Written task: Work out how many lines have "than" in them. Give only that number.

Rows from a dataset:
# # #

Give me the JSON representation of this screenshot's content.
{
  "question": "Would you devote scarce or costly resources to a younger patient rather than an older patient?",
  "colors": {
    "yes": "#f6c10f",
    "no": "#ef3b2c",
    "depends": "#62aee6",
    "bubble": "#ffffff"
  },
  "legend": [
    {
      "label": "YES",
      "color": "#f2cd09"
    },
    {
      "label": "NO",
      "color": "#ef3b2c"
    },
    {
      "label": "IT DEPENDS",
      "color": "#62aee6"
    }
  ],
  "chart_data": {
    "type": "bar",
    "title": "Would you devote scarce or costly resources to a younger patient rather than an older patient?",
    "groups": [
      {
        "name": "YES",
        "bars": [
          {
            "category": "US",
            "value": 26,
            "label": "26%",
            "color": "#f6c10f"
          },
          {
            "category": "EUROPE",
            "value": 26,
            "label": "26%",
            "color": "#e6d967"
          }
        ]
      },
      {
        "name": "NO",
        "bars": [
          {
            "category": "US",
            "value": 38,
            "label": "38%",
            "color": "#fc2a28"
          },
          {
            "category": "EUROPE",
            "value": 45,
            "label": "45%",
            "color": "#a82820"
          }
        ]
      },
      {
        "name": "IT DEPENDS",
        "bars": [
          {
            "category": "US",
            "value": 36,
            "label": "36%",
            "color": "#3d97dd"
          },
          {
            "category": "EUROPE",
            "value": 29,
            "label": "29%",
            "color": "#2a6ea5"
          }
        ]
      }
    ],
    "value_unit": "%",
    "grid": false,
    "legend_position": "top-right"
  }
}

# # #

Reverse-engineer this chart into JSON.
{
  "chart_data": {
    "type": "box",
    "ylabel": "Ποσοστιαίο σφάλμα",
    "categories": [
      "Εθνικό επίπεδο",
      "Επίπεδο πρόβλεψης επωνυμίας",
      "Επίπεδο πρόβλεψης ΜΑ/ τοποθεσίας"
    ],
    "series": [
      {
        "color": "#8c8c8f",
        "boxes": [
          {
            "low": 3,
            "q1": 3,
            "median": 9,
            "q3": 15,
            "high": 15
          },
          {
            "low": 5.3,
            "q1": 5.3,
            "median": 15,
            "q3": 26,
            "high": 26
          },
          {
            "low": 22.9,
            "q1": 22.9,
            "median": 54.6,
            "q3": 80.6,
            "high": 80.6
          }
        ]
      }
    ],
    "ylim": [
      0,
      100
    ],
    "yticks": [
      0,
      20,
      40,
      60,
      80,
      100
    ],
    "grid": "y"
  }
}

# # #

Answer: 2